## start Page extract
Most people who use Signal or WhatsApp know their messages are “end-to-end encrypted” and have a rough sense that this means only they and the recipient can read them. Few people know what actually happens in the fraction of a second between pressing send and the message arriving on the other end. The gap between those two things is worth closing, because the details reveal something genuinely elegant, and because misunderstanding them leads to real security mistakes.
The Key Exchange Problem
The foundational challenge in encrypted messaging is this: how do two people agree on a secret when they’re communicating over a channel that anyone can observe? This isn’t a new problem. It was unsolved for most of human history, which is why wartime encryption required physically couriering codebooks. The solution, published by Whitfield Diffie and Martin Hellman in 1976, is one of the most important insights in computer science.
The Diffie-Hellman key exchange works through a property of modular arithmetic: certain mathematical operations are easy to compute in one direction and computationally infeasible to reverse. You and a stranger can each contribute a public number to a shared calculation, combine them with your respective private numbers, and arrive at the same secret value, without either of you ever transmitting that secret value. An observer who intercepts every message you exchange still can’t derive the secret. The math simply doesn’t run backwards fast enough.
Modern messaging apps don’t use Diffie-Hellman directly. Signal uses a protocol called X3DH (Extended Triple Diffie-Hellman), which is more sophisticated because it has to solve an additional problem: what happens when your recipient is offline when you send the message?
The Handshake Before Hello
When you install Signal and register your phone number, your app generates several sets of cryptographic keys. Some are long-term identity keys. Some are one-time prekeys, a bundle of single-use keys that get uploaded to Signal’s servers. When you send someone a message for the first time, your app downloads one of their prekeys from the server and uses it to perform the key exchange without your recipient being online at all.
This is where the elegance really shows. Signal’s servers hold these prekeys but are mathematically incapable of using them to decrypt anything. The server is acting as a dead-drop for cryptographic material, not as a trusted intermediary. When you press send on that first message to a new contact, your app silently fetches a prekey, performs a multi-step Diffie-Hellman exchange across four different key pairs, and derives a shared secret that exists only on your device and (once they come online) your recipient’s device. Signal’s infrastructure never sees it.
Once that initial handshake is complete, the conversation shifts to what Signal calls the Double Ratchet algorithm. This is the mechanism that handles all subsequent messages, and it does something that seems almost paranoid until you understand why it matters.
## end Page extract
## start Provided material
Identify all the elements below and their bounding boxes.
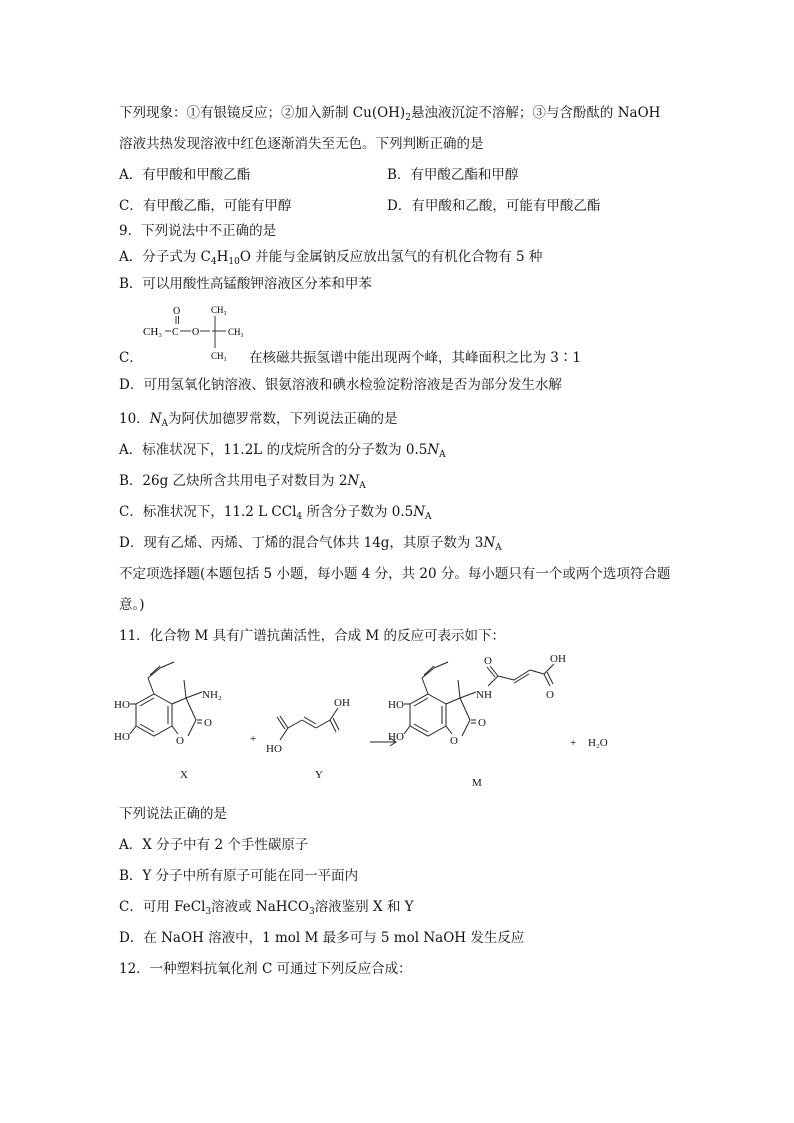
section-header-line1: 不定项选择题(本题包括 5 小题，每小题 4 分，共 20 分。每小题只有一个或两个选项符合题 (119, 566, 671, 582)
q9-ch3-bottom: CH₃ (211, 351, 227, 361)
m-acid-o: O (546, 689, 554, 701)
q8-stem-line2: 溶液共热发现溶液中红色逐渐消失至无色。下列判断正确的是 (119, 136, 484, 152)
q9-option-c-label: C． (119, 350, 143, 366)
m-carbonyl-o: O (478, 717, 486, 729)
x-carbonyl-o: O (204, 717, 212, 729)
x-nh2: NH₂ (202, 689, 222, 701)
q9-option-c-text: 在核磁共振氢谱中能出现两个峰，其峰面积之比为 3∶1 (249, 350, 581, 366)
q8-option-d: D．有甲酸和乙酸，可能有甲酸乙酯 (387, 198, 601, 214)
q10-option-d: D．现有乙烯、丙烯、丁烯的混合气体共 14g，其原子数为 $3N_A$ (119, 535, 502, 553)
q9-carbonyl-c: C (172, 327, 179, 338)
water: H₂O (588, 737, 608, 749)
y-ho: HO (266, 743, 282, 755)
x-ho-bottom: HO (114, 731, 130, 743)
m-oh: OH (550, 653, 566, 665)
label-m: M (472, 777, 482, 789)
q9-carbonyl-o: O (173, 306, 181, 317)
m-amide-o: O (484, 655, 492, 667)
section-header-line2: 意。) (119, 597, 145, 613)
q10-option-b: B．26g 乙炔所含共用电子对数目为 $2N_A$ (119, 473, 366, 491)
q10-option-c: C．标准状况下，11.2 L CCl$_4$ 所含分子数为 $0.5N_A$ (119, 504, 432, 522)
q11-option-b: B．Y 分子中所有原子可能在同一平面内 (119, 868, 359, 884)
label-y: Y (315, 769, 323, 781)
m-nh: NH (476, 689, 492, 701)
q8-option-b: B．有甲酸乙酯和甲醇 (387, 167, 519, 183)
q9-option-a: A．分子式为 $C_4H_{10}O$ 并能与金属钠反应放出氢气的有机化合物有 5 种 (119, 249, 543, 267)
## end Provided material
» **Set of tasks**:
#1 Count the lines in the rows that contain the string "label", matching case exactly. Reply with the number only.
#2 Pick up the explanation of encrypted messaging after its final sentence and continue it.

» **Solved tasks**:
#1 3

#2
Why Every Message Gets a New Key
The Double Ratchet doesn’t just encrypt your messages with the shared secret established during the handshake. It derives a new encryption key for every single message, using the previous state of the conversation as input. Send ten messages, and ten distinct keys get generated and immediately discarded after use.
This property is called forward secrecy, and it’s the reason a compromised key doesn’t unravel your entire conversation history. If an attacker somehow obtained your current encryption key, they could decrypt the current message. They could not decrypt anything you sent before it, because those keys were derived, used, and deleted. The conversation is a one-way ratchet: you can advance it but not wind it back.
The “double” in Double Ratchet refers to two interleaved mechanisms running simultaneously. One advances with every message (the symmetric ratchet). The other advances whenever messages change direction between sender and receiver (the Diffie-Hellman ratchet). The combined effect is that even an attacker who completely compromises one of your devices for a period of time and then loses access will find that the conversation self-heals. New messages become secure again as new DH ratchet steps execute.
This is materially different from older encrypted email schemes like PGP, which encrypt everything to a long-term public key. Compromise that private key, and every message ever sent to it becomes readable. PGP has no forward secrecy. This is not a minor footnote; it’s a fundamental architectural difference.
What the App Doesn’t Protect
Understanding what encryption does makes it easier to understand what it doesn’t do, and the limits matter.
Signal’s encryption protects the content of messages in transit and at rest on Signal’s servers (where they exist only briefly and in encrypted form). It does not protect metadata, at least not completely. Signal knows when you registered, roughly how often you use the app, and which phone numbers have accounts. They’ve worked to minimize this, but some metadata is structurally unavoidable when routing messages through a network. Knowing that two phone numbers communicated at a specific time can be significant even without message content, a fact that intelligence agencies have understood for decades.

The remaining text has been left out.